## Begin PROVIDED MATERIAL

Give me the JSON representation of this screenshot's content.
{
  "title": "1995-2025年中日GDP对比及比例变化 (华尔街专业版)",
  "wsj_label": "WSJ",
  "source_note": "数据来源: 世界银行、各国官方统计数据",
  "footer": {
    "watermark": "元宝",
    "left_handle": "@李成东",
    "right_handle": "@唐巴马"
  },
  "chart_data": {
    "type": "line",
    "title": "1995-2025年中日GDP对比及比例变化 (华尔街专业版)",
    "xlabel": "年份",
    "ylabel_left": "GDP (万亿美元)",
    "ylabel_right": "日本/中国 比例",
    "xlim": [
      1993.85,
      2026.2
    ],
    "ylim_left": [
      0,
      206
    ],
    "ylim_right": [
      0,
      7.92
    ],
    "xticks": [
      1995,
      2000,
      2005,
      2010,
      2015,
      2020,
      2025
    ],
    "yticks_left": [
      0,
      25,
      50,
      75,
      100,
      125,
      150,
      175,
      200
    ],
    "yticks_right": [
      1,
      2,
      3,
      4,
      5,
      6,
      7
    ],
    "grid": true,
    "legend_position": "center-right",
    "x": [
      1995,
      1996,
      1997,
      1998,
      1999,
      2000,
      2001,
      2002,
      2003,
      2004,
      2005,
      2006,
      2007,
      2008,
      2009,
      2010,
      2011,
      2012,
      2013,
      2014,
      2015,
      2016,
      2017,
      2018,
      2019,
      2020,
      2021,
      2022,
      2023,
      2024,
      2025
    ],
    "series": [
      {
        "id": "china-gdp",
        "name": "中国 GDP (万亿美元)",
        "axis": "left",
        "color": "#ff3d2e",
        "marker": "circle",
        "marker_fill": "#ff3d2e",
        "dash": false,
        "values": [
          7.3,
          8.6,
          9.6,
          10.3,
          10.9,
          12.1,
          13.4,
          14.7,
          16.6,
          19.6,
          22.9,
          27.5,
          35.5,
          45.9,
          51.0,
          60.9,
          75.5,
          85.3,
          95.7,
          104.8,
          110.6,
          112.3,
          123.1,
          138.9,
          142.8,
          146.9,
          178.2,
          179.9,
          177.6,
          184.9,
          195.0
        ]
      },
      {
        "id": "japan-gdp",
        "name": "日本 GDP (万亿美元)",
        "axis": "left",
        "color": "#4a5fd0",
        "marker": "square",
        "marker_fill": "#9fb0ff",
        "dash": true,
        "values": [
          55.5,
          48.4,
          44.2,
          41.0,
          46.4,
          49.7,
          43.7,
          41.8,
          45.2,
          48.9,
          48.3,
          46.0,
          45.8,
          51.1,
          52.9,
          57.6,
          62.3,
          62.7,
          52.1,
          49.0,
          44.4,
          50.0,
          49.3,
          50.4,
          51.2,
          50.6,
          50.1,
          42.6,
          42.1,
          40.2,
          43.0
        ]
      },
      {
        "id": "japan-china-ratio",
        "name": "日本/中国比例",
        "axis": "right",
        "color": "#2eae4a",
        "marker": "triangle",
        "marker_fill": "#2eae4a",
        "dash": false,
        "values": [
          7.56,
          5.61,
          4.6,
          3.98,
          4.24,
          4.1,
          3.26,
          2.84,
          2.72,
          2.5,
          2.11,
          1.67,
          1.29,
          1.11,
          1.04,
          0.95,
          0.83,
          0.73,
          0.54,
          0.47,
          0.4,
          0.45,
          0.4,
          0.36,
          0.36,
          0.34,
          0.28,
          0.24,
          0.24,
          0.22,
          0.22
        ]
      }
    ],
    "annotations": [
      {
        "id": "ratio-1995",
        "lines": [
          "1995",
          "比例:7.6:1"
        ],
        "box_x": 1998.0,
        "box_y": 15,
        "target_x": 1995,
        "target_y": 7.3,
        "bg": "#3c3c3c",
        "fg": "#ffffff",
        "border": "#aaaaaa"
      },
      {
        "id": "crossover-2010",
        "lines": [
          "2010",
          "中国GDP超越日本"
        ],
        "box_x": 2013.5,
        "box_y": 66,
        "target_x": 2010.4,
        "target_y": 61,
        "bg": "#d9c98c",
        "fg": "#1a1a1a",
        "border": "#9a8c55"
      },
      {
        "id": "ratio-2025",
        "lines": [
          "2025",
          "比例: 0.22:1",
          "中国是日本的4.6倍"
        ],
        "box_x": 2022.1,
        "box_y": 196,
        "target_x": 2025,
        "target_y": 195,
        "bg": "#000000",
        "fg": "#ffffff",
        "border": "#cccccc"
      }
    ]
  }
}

## End PROVIDED MATERIAL

▶ THE TASK: The entries above should be repeated exactly, every one of them.

▶ IN RESPONSE:
Give me the JSON representation of this screenshot's content.
{
  "title": "1995-2025年中日GDP对比及比例变化 (华尔街专业版)",
  "wsj_label": "WSJ",
  "source_note": "数据来源: 世界银行、各国官方统计数据",
  "footer": {
    "watermark": "元宝",
    "left_handle": "@李成东",
    "right_handle": "@唐巴马"
  },
  "chart_data": {
    "type": "line",
    "title": "1995-2025年中日GDP对比及比例变化 (华尔街专业版)",
    "xlabel": "年份",
    "ylabel_left": "GDP (万亿美元)",
    "ylabel_right": "日本/中国 比例",
    "xlim": [
      1993.85,
      2026.2
    ],
    "ylim_left": [
      0,
      206
    ],
    "ylim_right": [
      0,
      7.92
    ],
    "xticks": [
      1995,
      2000,
      2005,
      2010,
      2015,
      2020,
      2025
    ],
    "yticks_left": [
      0,
      25,
      50,
      75,
      100,
      125,
      150,
      175,
      200
    ],
    "yticks_right": [
      1,
      2,
      3,
      4,
      5,
      6,
      7
    ],
    "grid": true,
    "legend_position": "center-right",
    "x": [
      1995,
      1996,
      1997,
      1998,
      1999,
      2000,
      2001,
      2002,
      2003,
      2004,
      2005,
      2006,
      2007,
      2008,
      2009,
      2010,
      2011,
      2012,
      2013,
      2014,
      2015,
      2016,
      2017,
      2018,
      2019,
      2020,
      2021,
      2022,
      2023,
      2024,
      2025
    ],
    "series": [
      {
        "id": "china-gdp",
        "name": "中国 GDP (万亿美元)",
        "axis": "left",
        "color": "#ff3d2e",
        "marker": "circle",
        "marker_fill": "#ff3d2e",
        "dash": false,
        "values": [
          7.3,
          8.6,
          9.6,
          10.3,
          10.9,
          12.1,
          13.4,
          14.7,
          16.6,
          19.6,
          22.9,
          27.5,
          35.5,
          45.9,
          51.0,
          60.9,
          75.5,
          85.3,
          95.7,
          104.8,
          110.6,
          112.3,
          123.1,
          138.9,
          142.8,
          146.9,
          178.2,
          179.9,
          177.6,
          184.9,
          195.0
        ]
      },
      {
        "id": "japan-gdp",
        "name": "日本 GDP (万亿美元)",
        "axis": "left",
        "color": "#4a5fd0",
        "marker": "square",
        "marker_fill": "#9fb0ff",
        "dash": true,
        "values": [
          55.5,
          48.4,
          44.2,
          41.0,
          46.4,
          49.7,
          43.7,
          41.8,
          45.2,
          48.9,
          48.3,
          46.0,
          45.8,
          51.1,
          52.9,
          57.6,
          62.3,
          62.7,
          52.1,
          49.0,
          44.4,
          50.0,
          49.3,
          50.4,
          51.2,
          50.6,
          50.1,
          42.6,
          42.1,
          40.2,
          43.0
        ]
      },
      {
        "id": "japan-china-ratio",
        "name": "日本/中国比例",
        "axis": "right",
        "color": "#2eae4a",
        "marker": "triangle",
        "marker_fill": "#2eae4a",
        "dash": false,
        "values": [
          7.56,
          5.61,
          4.6,
          3.98,
          4.24,
          4.1,
          3.26,
          2.84,
          2.72,
          2.5,
          2.11,
          1.67,
          1.29,
          1.11,
          1.04,
          0.95,
          0.83,
          0.73,
          0.54,
          0.47,
          0.4,
          0.45,
          0.4,
          0.36,
          0.36,
          0.34,
          0.28,
          0.24,
          0.24,
          0.22,
          0.22
        ]
      }
    ],
    "annotations": [
      {
        "id": "ratio-1995",
        "lines": [
          "1995",
          "比例:7.6:1"
        ],
        "box_x": 1998.0,
        "box_y": 15,
        "target_x": 1995,
        "target_y": 7.3,
        "bg": "#3c3c3c",
        "fg": "#ffffff",
        "border": "#aaaaaa"
      },
      {
        "id": "crossover-2010",
        "lines": [
          "2010",
          "中国GDP超越日本"
        ],
        "box_x": 2013.5,
        "box_y": 66,
        "target_x": 2010.4,
        "target_y": 61,
        "bg": "#d9c98c",
        "fg": "#1a1a1a",
        "border": "#9a8c55"
      },
      {
        "id": "ratio-2025",
        "lines": [
          "2025",
          "比例: 0.22:1",
          "中国是日本的4.6倍"
        ],
        "box_x": 2022.1,
        "box_y": 196,
        "target_x": 2025,
        "target_y": 195,
        "bg": "#000000",
        "fg": "#ffffff",
        "border": "#cccccc"
      }
    ]
  }
}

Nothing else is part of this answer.